* **What to do**
Every line of the data that contains the string "JSON" must be copied.

* **Data to use**
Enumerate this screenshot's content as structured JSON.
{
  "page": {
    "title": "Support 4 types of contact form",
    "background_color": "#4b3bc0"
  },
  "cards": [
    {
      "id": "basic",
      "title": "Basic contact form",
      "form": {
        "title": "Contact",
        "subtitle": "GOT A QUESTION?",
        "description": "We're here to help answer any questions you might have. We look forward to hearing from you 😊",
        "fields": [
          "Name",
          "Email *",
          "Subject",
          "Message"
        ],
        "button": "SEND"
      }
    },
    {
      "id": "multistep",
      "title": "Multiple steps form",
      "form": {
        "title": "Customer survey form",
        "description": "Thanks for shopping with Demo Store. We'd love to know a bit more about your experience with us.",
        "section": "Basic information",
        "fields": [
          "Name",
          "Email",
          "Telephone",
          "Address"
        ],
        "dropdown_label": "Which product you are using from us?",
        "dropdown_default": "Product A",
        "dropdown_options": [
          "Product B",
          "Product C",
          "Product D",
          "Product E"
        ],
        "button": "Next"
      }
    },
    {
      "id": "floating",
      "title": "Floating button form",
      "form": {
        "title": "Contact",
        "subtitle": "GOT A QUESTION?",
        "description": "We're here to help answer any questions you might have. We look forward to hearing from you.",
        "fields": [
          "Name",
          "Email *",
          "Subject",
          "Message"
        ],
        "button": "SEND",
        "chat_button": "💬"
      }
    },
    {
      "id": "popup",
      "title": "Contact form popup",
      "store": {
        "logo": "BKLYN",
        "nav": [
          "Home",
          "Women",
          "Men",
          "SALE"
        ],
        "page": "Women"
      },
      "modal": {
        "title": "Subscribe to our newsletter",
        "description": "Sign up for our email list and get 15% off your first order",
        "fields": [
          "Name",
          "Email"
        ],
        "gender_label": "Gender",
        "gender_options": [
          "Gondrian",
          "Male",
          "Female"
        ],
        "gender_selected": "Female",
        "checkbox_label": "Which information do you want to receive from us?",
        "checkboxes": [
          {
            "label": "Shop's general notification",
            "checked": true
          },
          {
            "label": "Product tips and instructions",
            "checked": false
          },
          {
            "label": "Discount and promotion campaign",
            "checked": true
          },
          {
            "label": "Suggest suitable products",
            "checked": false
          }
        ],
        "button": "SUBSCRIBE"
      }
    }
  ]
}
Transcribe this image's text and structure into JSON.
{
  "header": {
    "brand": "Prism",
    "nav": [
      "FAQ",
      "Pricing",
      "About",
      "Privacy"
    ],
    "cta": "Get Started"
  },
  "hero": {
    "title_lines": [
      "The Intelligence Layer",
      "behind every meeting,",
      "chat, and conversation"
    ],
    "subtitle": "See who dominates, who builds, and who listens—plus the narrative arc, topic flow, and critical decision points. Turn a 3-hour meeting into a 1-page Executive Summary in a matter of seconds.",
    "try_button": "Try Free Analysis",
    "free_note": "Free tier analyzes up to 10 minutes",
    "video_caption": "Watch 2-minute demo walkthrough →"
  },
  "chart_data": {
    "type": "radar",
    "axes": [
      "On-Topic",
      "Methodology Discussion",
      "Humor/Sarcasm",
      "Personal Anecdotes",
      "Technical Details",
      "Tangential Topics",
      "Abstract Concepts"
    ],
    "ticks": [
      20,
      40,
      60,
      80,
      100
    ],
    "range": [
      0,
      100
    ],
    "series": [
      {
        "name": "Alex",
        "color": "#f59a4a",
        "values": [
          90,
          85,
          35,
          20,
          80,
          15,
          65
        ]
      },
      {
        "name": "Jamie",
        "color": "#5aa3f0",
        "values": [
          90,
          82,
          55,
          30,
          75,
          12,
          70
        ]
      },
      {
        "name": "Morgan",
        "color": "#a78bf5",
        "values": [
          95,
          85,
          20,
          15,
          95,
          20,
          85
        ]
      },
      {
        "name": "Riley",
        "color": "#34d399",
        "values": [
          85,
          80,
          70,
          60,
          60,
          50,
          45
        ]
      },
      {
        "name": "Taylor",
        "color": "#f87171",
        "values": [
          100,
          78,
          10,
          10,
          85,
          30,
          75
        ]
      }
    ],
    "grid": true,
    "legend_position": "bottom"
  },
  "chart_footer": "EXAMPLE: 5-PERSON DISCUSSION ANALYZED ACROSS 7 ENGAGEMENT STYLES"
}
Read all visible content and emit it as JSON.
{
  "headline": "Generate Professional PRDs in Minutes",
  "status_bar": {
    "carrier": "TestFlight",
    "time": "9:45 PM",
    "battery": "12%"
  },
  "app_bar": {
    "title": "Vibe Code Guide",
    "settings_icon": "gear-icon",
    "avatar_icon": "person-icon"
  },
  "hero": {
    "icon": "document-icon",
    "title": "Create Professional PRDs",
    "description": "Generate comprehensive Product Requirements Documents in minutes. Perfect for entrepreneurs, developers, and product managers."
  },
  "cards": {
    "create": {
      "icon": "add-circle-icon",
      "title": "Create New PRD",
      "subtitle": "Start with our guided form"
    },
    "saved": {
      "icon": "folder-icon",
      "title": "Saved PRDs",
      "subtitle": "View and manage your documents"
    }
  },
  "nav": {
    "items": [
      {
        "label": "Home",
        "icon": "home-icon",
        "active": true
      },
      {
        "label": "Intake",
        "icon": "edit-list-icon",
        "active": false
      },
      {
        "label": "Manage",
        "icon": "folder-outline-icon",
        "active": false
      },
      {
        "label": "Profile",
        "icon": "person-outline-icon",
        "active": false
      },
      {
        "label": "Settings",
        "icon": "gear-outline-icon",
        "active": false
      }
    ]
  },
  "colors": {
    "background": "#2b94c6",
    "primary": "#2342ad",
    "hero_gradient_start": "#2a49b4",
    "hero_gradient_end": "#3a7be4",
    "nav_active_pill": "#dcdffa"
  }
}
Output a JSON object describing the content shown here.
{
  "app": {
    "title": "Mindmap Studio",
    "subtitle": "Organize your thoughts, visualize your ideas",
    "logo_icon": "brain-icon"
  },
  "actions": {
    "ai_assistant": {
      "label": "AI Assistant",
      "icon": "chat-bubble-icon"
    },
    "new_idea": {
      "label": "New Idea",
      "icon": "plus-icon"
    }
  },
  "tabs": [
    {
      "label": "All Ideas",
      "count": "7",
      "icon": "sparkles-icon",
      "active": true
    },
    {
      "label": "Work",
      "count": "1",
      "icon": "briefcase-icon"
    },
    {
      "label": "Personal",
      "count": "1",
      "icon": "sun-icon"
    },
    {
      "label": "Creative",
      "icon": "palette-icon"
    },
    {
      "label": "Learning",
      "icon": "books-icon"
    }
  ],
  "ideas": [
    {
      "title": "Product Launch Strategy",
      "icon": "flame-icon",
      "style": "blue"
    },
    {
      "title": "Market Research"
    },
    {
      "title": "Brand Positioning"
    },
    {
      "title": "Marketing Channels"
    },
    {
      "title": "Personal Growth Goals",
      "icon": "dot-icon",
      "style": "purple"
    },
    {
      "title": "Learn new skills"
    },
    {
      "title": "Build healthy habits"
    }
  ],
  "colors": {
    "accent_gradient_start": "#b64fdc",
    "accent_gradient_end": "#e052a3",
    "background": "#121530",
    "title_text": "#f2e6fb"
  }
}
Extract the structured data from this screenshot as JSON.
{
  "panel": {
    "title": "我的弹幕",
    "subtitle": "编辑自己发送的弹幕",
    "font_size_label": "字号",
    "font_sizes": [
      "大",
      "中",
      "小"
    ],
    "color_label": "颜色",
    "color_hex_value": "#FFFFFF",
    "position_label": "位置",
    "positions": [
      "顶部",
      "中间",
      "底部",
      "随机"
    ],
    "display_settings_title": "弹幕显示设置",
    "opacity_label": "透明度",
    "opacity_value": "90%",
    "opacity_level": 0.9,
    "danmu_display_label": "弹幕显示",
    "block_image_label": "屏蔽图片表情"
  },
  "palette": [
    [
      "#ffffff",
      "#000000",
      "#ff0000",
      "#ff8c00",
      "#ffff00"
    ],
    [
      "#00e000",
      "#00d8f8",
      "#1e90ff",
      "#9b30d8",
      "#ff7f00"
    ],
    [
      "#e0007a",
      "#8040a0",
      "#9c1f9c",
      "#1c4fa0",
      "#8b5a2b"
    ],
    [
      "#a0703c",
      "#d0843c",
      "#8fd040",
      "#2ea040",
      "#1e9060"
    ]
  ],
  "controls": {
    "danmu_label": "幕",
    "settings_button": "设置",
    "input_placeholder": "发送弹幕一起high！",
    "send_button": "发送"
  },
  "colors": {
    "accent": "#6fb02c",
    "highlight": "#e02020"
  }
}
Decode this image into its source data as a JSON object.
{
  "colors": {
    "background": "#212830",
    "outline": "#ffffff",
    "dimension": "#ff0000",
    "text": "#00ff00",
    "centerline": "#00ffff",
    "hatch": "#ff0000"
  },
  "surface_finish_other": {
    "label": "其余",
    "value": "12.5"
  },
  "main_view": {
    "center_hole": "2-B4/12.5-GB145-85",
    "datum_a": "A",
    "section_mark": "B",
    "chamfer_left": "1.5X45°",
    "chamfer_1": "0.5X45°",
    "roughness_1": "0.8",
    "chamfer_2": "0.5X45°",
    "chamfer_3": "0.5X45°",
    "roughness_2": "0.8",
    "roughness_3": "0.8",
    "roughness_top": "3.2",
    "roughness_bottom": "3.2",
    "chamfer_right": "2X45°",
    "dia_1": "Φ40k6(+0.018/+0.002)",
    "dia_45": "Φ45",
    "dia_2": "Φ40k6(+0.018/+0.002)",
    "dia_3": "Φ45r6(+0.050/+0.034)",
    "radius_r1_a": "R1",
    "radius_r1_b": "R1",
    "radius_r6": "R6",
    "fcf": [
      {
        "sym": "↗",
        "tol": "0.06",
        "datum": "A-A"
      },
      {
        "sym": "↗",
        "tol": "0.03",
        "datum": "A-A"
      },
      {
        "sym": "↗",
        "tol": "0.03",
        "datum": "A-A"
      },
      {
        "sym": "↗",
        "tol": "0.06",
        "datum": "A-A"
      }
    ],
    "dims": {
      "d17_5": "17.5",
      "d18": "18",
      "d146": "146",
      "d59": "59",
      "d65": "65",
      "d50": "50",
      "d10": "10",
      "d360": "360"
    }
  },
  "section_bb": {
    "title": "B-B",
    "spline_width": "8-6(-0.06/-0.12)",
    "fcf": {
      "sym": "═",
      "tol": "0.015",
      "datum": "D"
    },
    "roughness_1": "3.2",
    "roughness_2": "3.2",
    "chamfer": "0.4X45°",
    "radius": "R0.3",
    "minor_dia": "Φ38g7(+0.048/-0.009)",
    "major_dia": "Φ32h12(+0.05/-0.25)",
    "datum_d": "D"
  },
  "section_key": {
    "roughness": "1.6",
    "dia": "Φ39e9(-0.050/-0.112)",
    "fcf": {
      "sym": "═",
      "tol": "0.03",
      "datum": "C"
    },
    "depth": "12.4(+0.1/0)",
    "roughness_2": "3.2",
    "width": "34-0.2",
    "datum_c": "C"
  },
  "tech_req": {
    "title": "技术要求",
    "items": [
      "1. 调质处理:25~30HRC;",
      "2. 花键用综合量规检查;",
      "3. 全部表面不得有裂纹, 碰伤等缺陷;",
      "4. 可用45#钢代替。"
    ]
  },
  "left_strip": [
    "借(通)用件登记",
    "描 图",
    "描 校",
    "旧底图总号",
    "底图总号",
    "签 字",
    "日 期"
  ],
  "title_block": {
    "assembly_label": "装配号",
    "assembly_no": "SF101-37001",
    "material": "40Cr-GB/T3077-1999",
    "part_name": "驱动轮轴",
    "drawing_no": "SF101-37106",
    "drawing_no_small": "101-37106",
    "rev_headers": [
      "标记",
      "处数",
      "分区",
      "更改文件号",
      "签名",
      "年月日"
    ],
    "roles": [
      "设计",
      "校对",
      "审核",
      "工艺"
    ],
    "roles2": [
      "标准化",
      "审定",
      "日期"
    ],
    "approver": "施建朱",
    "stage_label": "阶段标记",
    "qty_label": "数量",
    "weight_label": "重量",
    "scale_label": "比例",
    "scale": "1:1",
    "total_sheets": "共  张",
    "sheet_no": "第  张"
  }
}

* **Result below**
Enumerate this screenshot's content as structured JSON.
Transcribe this image's text and structure into JSON.
Read all visible content and emit it as JSON.
Output a JSON object describing the content shown here.
Extract the structured data from this screenshot as JSON.
Decode this image into its source data as a JSON object.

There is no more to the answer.